**Extracted data entries**
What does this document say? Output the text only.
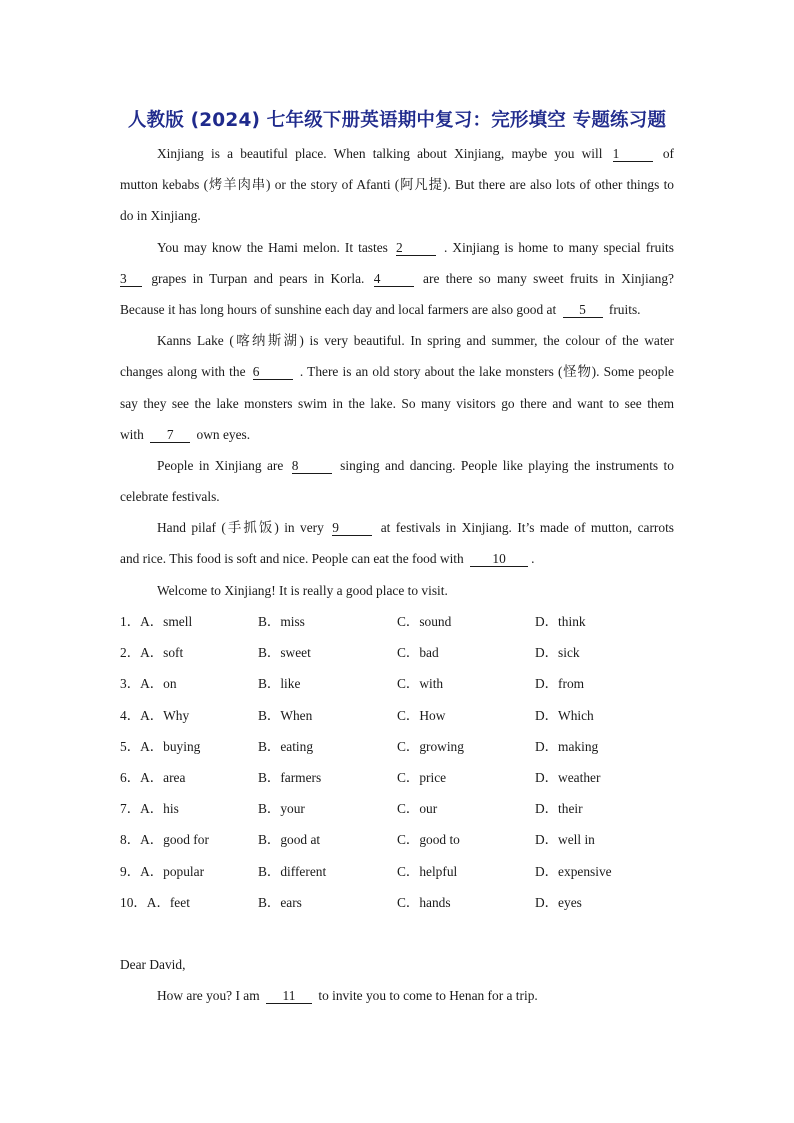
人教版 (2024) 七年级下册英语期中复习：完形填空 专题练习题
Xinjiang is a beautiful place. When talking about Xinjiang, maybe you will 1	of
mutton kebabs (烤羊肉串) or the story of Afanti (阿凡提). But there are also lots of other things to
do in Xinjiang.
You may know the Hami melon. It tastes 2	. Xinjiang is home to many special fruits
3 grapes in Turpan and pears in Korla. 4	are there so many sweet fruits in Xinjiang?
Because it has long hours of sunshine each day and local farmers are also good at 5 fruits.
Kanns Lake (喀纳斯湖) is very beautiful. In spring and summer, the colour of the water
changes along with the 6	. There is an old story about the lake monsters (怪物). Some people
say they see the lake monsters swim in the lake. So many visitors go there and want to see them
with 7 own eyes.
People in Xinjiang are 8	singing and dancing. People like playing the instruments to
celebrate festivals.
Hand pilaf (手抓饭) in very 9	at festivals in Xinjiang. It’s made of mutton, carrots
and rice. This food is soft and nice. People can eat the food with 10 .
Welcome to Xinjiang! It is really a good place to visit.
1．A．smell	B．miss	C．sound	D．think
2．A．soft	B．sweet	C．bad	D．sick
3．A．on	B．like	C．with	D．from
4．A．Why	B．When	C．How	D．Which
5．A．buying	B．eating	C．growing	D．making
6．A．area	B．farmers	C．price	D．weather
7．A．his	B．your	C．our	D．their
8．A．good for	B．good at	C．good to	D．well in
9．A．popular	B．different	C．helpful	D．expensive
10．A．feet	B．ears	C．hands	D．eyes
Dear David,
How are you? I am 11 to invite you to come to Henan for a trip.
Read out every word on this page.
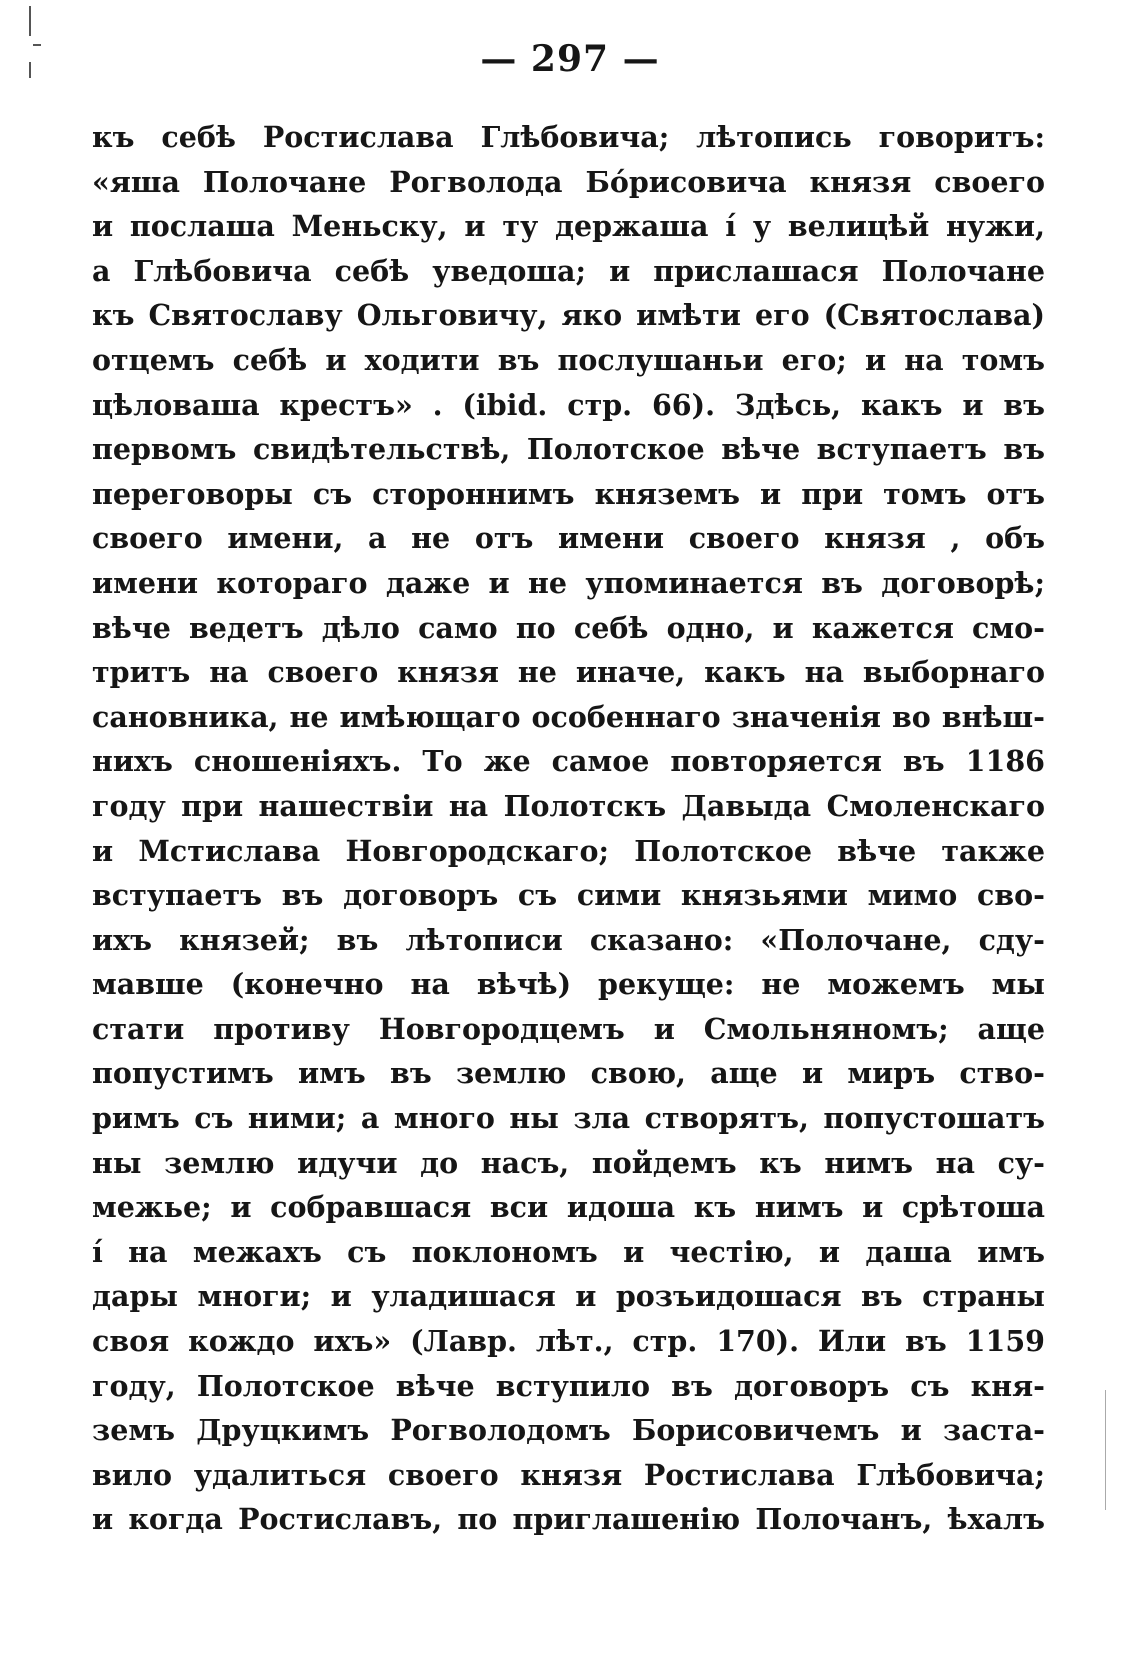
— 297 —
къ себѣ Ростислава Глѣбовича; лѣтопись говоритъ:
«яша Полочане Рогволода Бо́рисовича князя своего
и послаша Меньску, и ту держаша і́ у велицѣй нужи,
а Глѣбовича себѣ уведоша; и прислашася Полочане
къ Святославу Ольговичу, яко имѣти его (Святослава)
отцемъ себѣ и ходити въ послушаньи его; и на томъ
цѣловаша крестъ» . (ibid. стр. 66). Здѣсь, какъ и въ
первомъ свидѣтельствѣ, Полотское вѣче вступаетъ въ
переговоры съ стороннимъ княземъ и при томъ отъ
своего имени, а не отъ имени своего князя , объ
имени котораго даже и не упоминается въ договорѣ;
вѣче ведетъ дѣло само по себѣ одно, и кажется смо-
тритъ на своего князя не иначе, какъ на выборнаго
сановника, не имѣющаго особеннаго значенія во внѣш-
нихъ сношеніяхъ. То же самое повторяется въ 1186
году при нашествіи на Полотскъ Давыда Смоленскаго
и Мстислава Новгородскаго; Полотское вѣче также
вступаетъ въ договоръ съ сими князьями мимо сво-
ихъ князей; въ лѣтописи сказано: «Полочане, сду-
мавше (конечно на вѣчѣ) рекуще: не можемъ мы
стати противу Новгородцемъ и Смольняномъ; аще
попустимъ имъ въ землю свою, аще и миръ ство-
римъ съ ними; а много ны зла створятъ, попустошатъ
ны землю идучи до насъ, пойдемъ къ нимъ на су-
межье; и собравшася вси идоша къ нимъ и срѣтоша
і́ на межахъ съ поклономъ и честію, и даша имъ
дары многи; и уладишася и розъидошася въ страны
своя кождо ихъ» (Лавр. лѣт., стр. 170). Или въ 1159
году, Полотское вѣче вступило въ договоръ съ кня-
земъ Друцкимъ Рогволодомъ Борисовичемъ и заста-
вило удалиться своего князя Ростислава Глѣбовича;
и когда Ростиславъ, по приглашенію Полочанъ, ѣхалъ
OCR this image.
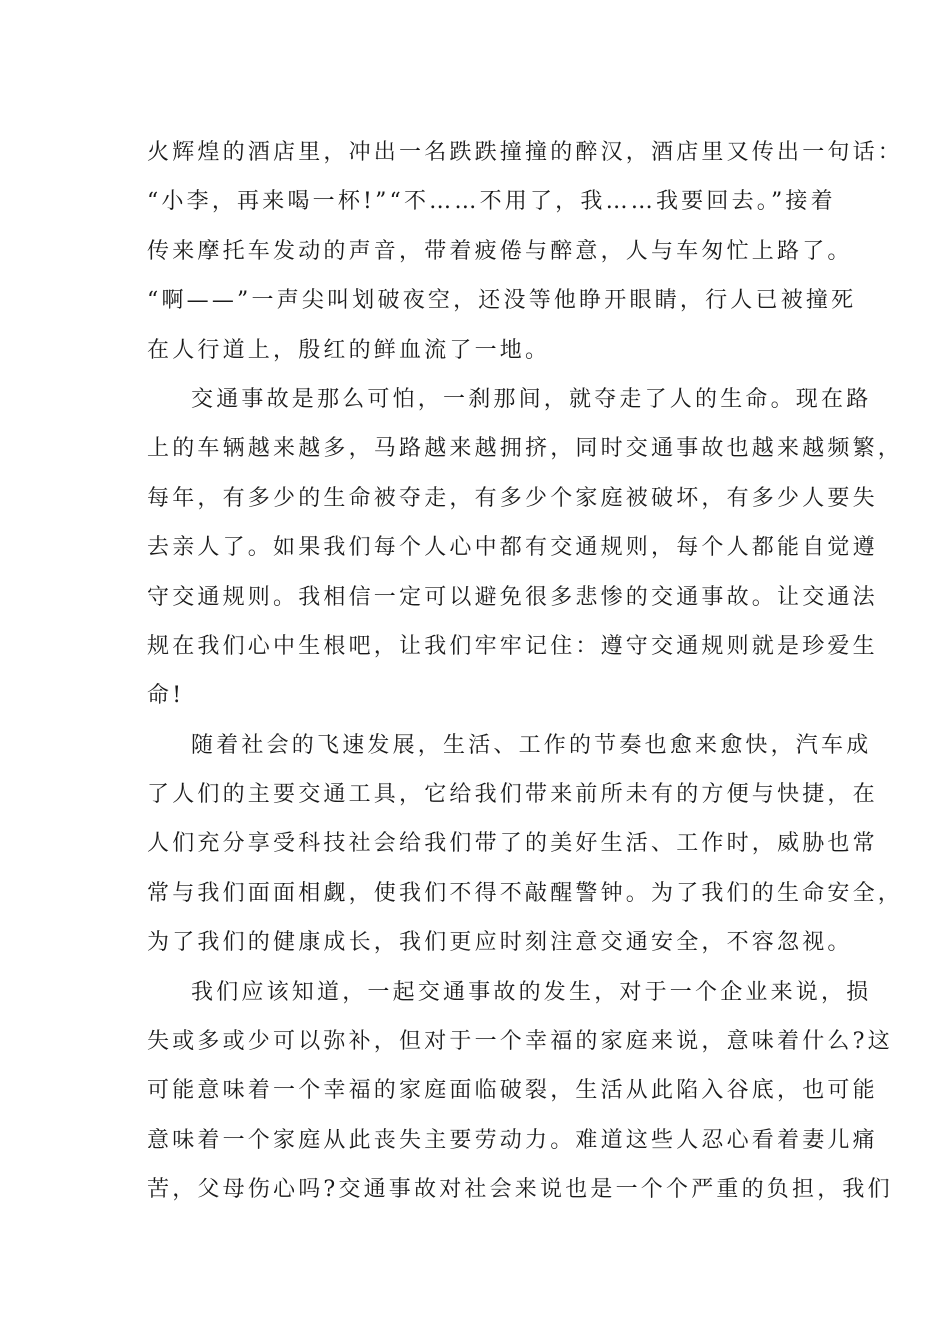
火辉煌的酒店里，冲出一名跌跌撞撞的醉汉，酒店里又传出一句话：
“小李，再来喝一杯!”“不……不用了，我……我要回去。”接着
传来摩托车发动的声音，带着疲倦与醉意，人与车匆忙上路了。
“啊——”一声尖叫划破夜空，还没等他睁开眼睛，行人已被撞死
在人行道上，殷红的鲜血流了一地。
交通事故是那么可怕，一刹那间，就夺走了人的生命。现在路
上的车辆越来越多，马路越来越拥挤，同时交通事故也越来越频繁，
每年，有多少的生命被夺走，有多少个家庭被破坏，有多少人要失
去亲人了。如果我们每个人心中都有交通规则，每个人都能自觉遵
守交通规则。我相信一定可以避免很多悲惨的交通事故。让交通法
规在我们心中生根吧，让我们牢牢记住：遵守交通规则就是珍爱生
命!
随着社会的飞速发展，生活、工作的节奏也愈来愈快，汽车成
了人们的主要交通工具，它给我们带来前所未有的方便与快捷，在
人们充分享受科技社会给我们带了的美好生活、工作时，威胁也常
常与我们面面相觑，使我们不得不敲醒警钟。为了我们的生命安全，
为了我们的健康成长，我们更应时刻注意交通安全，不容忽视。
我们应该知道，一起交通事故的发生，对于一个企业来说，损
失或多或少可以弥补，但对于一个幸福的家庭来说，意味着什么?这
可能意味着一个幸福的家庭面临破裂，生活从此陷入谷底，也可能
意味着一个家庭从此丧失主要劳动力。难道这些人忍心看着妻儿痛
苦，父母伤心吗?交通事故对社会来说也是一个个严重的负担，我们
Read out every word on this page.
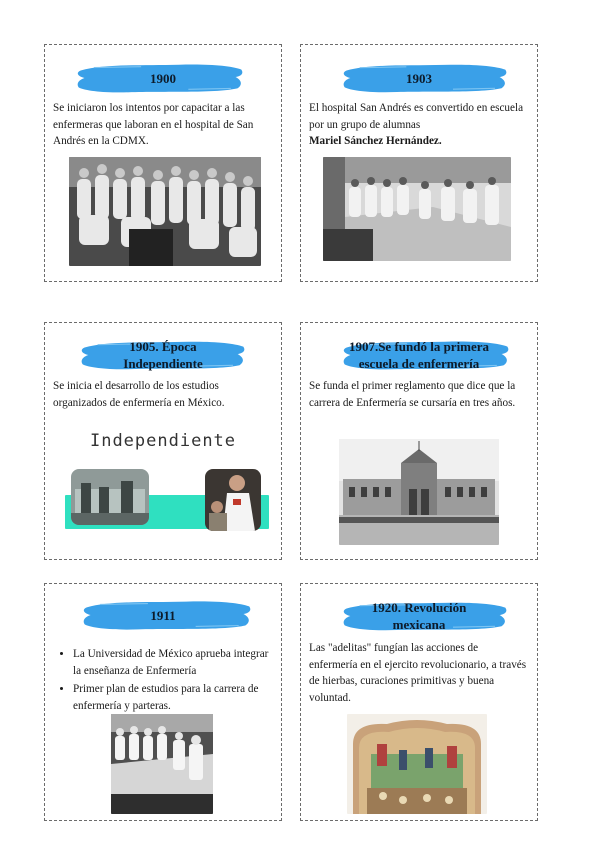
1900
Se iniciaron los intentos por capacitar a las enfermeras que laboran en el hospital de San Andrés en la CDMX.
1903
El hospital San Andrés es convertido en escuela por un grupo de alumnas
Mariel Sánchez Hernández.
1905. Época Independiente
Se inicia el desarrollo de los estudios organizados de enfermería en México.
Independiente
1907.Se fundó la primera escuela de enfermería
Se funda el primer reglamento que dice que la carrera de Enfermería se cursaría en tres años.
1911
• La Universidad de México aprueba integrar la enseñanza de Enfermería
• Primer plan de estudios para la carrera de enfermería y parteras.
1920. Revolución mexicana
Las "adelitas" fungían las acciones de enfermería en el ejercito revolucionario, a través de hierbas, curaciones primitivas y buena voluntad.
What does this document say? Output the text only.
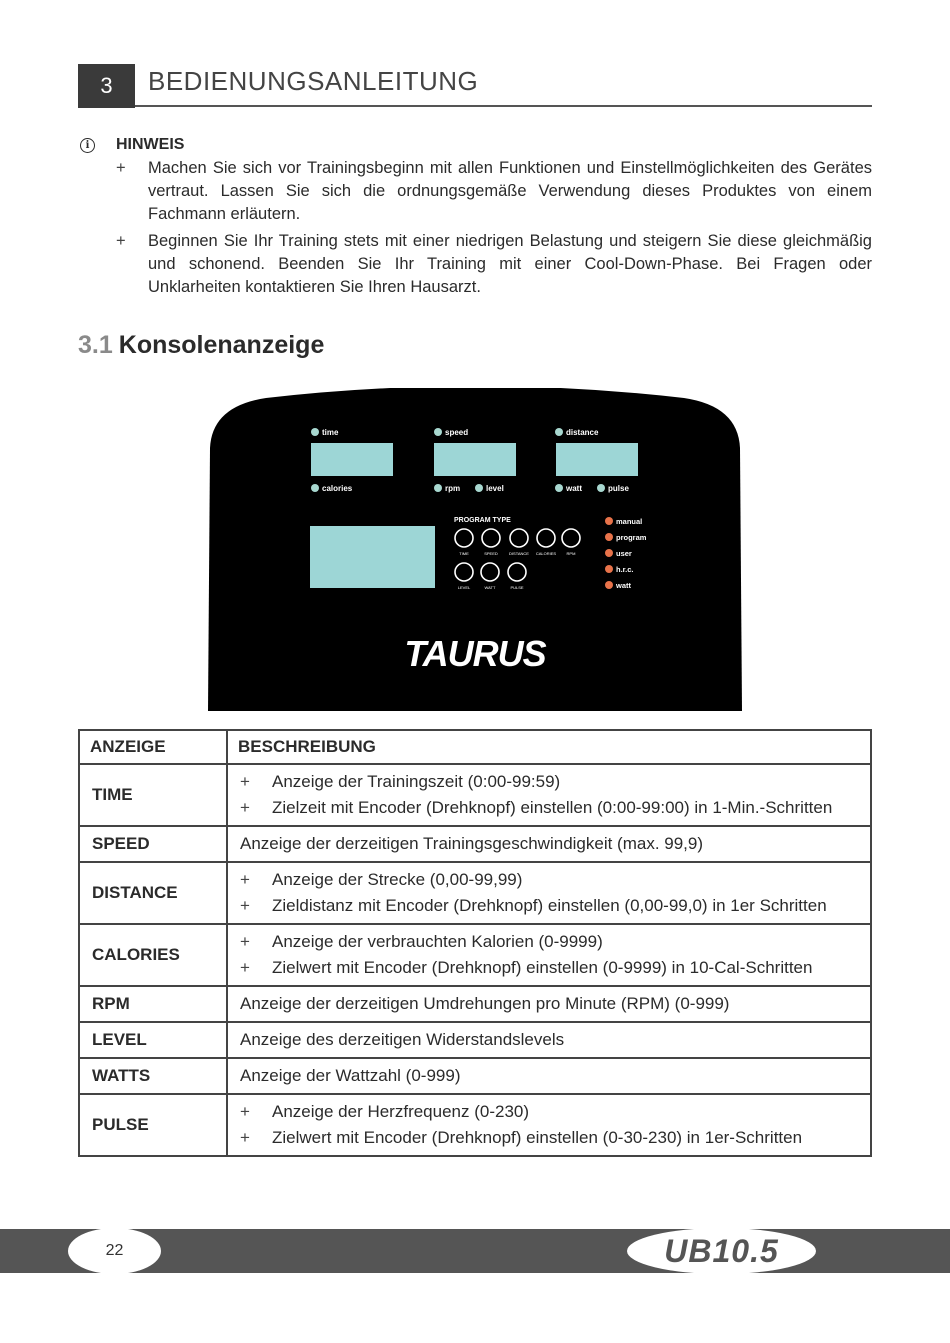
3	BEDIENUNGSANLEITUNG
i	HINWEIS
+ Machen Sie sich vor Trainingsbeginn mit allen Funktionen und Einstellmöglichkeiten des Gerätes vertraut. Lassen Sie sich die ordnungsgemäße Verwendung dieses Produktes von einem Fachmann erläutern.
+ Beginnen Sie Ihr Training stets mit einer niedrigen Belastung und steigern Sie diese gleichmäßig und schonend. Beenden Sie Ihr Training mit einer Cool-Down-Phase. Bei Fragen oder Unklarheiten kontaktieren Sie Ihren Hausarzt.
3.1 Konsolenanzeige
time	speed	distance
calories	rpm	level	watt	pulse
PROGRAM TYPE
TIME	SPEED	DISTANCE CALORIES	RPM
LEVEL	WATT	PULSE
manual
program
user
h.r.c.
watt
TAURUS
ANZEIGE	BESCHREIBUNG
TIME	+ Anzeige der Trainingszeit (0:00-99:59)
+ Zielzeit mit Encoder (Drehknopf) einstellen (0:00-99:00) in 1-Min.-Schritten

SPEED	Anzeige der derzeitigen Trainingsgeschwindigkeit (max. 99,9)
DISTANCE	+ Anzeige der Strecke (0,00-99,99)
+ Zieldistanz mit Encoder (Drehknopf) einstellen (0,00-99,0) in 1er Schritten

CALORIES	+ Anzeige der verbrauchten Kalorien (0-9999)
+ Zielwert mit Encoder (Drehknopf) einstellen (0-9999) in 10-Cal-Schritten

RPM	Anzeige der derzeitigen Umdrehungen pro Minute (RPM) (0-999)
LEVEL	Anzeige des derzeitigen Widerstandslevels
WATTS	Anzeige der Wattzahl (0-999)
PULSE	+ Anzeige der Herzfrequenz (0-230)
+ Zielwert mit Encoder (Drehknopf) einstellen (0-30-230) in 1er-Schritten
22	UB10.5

**Exercise**
Go through the entries and return each line where the word "sweet" appears.

**Exercise solution**
3 grapes in Turpan and pears in Korla. 4	are there so many sweet fruits in Xinjiang?
2．A．soft	B．sweet	C．bad	D．sick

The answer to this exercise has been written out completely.